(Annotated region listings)
— begin —

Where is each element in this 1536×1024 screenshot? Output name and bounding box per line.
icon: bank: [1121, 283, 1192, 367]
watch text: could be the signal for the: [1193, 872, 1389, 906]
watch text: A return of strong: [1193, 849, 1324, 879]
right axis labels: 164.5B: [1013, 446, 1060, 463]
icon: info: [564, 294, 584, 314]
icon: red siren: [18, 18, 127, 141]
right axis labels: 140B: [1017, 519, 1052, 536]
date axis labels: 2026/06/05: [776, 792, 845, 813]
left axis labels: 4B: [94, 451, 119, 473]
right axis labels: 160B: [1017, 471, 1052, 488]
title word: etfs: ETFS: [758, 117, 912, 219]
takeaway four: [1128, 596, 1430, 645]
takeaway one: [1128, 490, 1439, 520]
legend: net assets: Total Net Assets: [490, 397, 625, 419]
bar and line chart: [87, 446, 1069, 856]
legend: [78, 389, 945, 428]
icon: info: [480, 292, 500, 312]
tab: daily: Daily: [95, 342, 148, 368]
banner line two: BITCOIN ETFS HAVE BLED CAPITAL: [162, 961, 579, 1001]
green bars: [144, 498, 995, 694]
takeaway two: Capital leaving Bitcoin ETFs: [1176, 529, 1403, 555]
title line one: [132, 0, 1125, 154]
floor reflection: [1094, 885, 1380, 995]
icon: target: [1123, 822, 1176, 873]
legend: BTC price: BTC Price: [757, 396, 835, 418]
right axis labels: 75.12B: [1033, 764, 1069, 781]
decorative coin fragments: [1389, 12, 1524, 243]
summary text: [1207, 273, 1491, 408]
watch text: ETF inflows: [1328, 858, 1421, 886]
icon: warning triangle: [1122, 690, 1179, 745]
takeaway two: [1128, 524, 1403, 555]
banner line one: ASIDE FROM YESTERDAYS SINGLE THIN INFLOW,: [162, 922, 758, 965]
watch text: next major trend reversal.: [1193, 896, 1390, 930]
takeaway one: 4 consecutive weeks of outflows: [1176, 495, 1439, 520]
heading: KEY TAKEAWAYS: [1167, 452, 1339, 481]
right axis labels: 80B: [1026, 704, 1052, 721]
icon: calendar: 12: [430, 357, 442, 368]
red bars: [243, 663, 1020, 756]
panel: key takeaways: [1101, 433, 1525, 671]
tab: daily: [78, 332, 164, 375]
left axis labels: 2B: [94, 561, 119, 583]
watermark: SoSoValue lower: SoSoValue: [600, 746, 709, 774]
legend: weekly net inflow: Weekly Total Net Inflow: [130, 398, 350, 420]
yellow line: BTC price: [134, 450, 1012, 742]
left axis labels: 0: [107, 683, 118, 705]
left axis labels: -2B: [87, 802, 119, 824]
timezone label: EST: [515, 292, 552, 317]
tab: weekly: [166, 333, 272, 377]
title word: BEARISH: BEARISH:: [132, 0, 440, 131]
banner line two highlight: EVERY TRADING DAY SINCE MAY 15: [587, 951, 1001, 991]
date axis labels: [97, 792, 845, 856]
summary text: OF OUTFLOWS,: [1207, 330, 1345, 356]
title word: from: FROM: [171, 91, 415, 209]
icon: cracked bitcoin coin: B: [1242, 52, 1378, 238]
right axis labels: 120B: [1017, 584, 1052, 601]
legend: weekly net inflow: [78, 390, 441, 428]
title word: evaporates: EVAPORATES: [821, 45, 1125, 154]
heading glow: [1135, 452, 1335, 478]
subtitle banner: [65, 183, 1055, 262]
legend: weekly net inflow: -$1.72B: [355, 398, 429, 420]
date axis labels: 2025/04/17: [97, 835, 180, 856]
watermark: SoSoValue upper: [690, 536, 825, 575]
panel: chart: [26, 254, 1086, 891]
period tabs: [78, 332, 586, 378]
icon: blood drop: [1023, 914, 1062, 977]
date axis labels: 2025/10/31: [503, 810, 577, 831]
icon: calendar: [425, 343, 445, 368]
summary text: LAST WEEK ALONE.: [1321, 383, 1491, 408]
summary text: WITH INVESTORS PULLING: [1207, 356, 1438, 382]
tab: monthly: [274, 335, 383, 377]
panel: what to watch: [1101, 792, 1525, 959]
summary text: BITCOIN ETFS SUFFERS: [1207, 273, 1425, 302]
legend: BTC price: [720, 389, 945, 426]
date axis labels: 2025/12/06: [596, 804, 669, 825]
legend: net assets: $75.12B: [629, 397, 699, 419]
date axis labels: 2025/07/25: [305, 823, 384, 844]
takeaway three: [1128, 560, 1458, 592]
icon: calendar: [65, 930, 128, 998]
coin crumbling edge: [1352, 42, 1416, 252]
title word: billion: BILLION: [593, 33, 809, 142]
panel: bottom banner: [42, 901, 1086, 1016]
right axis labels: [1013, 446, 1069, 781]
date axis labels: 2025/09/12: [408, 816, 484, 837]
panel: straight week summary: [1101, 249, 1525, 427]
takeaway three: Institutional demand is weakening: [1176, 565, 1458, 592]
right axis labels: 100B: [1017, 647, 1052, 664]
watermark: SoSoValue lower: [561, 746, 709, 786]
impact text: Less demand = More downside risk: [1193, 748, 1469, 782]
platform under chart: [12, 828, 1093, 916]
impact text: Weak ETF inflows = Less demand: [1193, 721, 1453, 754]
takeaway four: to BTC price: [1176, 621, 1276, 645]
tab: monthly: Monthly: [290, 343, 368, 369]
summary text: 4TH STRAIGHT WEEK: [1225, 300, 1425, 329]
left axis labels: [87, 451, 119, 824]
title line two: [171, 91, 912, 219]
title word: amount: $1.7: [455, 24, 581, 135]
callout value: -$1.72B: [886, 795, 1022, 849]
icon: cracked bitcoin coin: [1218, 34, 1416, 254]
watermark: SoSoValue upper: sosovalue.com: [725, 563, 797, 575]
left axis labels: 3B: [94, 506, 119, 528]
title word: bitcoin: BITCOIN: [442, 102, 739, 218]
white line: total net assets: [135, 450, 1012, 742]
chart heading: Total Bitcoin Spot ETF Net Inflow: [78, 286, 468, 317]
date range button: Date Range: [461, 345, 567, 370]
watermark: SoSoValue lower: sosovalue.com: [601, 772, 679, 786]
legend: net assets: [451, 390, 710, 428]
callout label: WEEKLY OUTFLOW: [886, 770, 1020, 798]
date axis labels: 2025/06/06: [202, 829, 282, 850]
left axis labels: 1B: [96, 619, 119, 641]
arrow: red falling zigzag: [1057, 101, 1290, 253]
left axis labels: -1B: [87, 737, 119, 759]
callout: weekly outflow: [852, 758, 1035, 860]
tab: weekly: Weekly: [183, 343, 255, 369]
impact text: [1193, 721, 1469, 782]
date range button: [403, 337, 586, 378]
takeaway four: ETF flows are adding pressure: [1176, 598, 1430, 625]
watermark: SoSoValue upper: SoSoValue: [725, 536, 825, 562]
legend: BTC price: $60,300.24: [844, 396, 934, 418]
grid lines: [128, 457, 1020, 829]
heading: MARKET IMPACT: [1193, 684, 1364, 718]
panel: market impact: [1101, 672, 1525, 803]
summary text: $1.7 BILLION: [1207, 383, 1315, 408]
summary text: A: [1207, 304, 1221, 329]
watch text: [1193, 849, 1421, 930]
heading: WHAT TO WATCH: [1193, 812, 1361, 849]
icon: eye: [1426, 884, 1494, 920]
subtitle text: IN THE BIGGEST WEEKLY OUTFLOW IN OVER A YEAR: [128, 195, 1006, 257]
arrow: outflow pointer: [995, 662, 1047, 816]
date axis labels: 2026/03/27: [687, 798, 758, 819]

— end —

• **What to do**
Rewrite all of the lines above as a numbered list, omitting any blank lines.

• **Worked answer**
1. Where is each element in this 1536×1024 screenshot? Output name and bounding box per line.
2. icon: bank: [1121, 283, 1192, 367]
3. watch text: could be the signal for the: [1193, 872, 1389, 906]
4. watch text: A return of strong: [1193, 849, 1324, 879]
5. right axis labels: 164.5B: [1013, 446, 1060, 463]
6. icon: info: [564, 294, 584, 314]
7. icon: red siren: [18, 18, 127, 141]
8. right axis labels: 140B: [1017, 519, 1052, 536]
9. date axis labels: 2026/06/05: [776, 792, 845, 813]
10. left axis labels: 4B: [94, 451, 119, 473]
11. right axis labels: 160B: [1017, 471, 1052, 488]
12. title word: etfs: ETFS: [758, 117, 912, 219]
13. takeaway four: [1128, 596, 1430, 645]
14. takeaway one: [1128, 490, 1439, 520]
15. legend: net assets: Total Net Assets: [490, 397, 625, 419]
16. bar and line chart: [87, 446, 1069, 856]
17. legend: [78, 389, 945, 428]
18. icon: info: [480, 292, 500, 312]
19. tab: daily: Daily: [95, 342, 148, 368]
20. banner line two: BITCOIN ETFS HAVE BLED CAPITAL: [162, 961, 579, 1001]
21. green bars: [144, 498, 995, 694]
22. takeaway two: Capital leaving Bitcoin ETFs: [1176, 529, 1403, 555]
23. title line one: [132, 0, 1125, 154]
24. floor reflection: [1094, 885, 1380, 995]
25. icon: target: [1123, 822, 1176, 873]
26. legend: BTC price: BTC Price: [757, 396, 835, 418]
27. right axis labels: 75.12B: [1033, 764, 1069, 781]
28. decorative coin fragments: [1389, 12, 1524, 243]
29. summary text: [1207, 273, 1491, 408]
30. watch text: ETF inflows: [1328, 858, 1421, 886]
31. icon: warning triangle: [1122, 690, 1179, 745]
32. takeaway two: [1128, 524, 1403, 555]
33. banner line one: ASIDE FROM YESTERDAYS SINGLE THIN INFLOW,: [162, 922, 758, 965]
34. watch text: next major trend reversal.: [1193, 896, 1390, 930]
35. takeaway one: 4 consecutive weeks of outflows: [1176, 495, 1439, 520]
36. heading: KEY TAKEAWAYS: [1167, 452, 1339, 481]
37. right axis labels: 80B: [1026, 704, 1052, 721]
38. icon: calendar: 12: [430, 357, 442, 368]
39. red bars: [243, 663, 1020, 756]
40. panel: key takeaways: [1101, 433, 1525, 671]
41. tab: daily: [78, 332, 164, 375]
42. left axis labels: 2B: [94, 561, 119, 583]
43. watermark: SoSoValue lower: SoSoValue: [600, 746, 709, 774]
44. legend: weekly net inflow: Weekly Total Net Inflow: [130, 398, 350, 420]
45. yellow line: BTC price: [134, 450, 1012, 742]
46. left axis labels: 0: [107, 683, 118, 705]
47. left axis labels: -2B: [87, 802, 119, 824]
48. timezone label: EST: [515, 292, 552, 317]
49. tab: weekly: [166, 333, 272, 377]
50. title word: BEARISH: BEARISH:: [132, 0, 440, 131]
51. banner line two highlight: EVERY TRADING DAY SINCE MAY 15: [587, 951, 1001, 991]
52. date axis labels: [97, 792, 845, 856]
53. summary text: OF OUTFLOWS,: [1207, 330, 1345, 356]
54. title word: from: FROM: [171, 91, 415, 209]
55. icon: cracked bitcoin coin: B: [1242, 52, 1378, 238]
56. right axis labels: 120B: [1017, 584, 1052, 601]
57. legend: weekly net inflow: [78, 390, 441, 428]
58. title word: evaporates: EVAPORATES: [821, 45, 1125, 154]
59. heading glow: [1135, 452, 1335, 478]
60. subtitle banner: [65, 183, 1055, 262]
61. legend: weekly net inflow: -$1.72B: [355, 398, 429, 420]
62. date axis labels: 2025/04/17: [97, 835, 180, 856]
63. watermark: SoSoValue upper: [690, 536, 825, 575]
64. panel: chart: [26, 254, 1086, 891]
65. period tabs: [78, 332, 586, 378]
66. icon: blood drop: [1023, 914, 1062, 977]
67. date axis labels: 2025/10/31: [503, 810, 577, 831]
68. icon: calendar: [425, 343, 445, 368]
69. summary text: LAST WEEK ALONE.: [1321, 383, 1491, 408]
70. summary text: WITH INVESTORS PULLING: [1207, 356, 1438, 382]
71. tab: monthly: [274, 335, 383, 377]
72. panel: what to watch: [1101, 792, 1525, 959]
73. summary text: BITCOIN ETFS SUFFERS: [1207, 273, 1425, 302]
74. legend: BTC price: [720, 389, 945, 426]
75. date axis labels: 2025/12/06: [596, 804, 669, 825]
76. legend: net assets: $75.12B: [629, 397, 699, 419]
77. date axis labels: 2025/07/25: [305, 823, 384, 844]
78. takeaway three: [1128, 560, 1458, 592]
79. icon: calendar: [65, 930, 128, 998]
80. coin crumbling edge: [1352, 42, 1416, 252]
81. title word: billion: BILLION: [593, 33, 809, 142]
82. panel: bottom banner: [42, 901, 1086, 1016]
83. right axis labels: [1013, 446, 1069, 781]
84. date axis labels: 2025/09/12: [408, 816, 484, 837]
85. panel: straight week summary: [1101, 249, 1525, 427]
86. takeaway three: Institutional demand is weakening: [1176, 565, 1458, 592]
87. right axis labels: 100B: [1017, 647, 1052, 664]
88. watermark: SoSoValue lower: [561, 746, 709, 786]
89. impact text: Less demand = More downside risk: [1193, 748, 1469, 782]
90. platform under chart: [12, 828, 1093, 916]
91. impact text: Weak ETF inflows = Less demand: [1193, 721, 1453, 754]
92. takeaway four: to BTC price: [1176, 621, 1276, 645]
93. tab: monthly: Monthly: [290, 343, 368, 369]
94. summary text: 4TH STRAIGHT WEEK: [1225, 300, 1425, 329]
95. left axis labels: [87, 451, 119, 824]
96. title line two: [171, 91, 912, 219]
97. title word: amount: $1.7: [455, 24, 581, 135]
98. callout value: -$1.72B: [886, 795, 1022, 849]
99. icon: cracked bitcoin coin: [1218, 34, 1416, 254]
100. watermark: SoSoValue upper: sosovalue.com: [725, 563, 797, 575]
101. left axis labels: 3B: [94, 506, 119, 528]
102. title word: bitcoin: BITCOIN: [442, 102, 739, 218]
103. white line: total net assets: [135, 450, 1012, 742]
104. chart heading: Total Bitcoin Spot ETF Net Inflow: [78, 286, 468, 317]
105. date range button: Date Range: [461, 345, 567, 370]
106. watermark: SoSoValue lower: sosovalue.com: [601, 772, 679, 786]
107. legend: net assets: [451, 390, 710, 428]
108. callout label: WEEKLY OUTFLOW: [886, 770, 1020, 798]
109. date axis labels: 2025/06/06: [202, 829, 282, 850]
110. left axis labels: 1B: [96, 619, 119, 641]
111. arrow: red falling zigzag: [1057, 101, 1290, 253]
112. left axis labels: -1B: [87, 737, 119, 759]
113. callout: weekly outflow: [852, 758, 1035, 860]
114. tab: weekly: Weekly: [183, 343, 255, 369]
115. impact text: [1193, 721, 1469, 782]
116. date range button: [403, 337, 586, 378]
117. takeaway four: ETF flows are adding pressure: [1176, 598, 1430, 625]
118. watermark: SoSoValue upper: SoSoValue: [725, 536, 825, 562]
119. legend: BTC price: $60,300.24: [844, 396, 934, 418]
120. grid lines: [128, 457, 1020, 829]
121. heading: MARKET IMPACT: [1193, 684, 1364, 718]
122. panel: market impact: [1101, 672, 1525, 803]
123. summary text: $1.7 BILLION: [1207, 383, 1315, 408]
124. summary text: A: [1207, 304, 1221, 329]
125. watch text: [1193, 849, 1421, 930]
126. heading: WHAT TO WATCH: [1193, 812, 1361, 849]
127. icon: eye: [1426, 884, 1494, 920]
128. subtitle text: IN THE BIGGEST WEEKLY OUTFLOW IN OVER A YEAR: [128, 195, 1006, 257]
129. arrow: outflow pointer: [995, 662, 1047, 816]
130. date axis labels: 2026/03/27: [687, 798, 758, 819]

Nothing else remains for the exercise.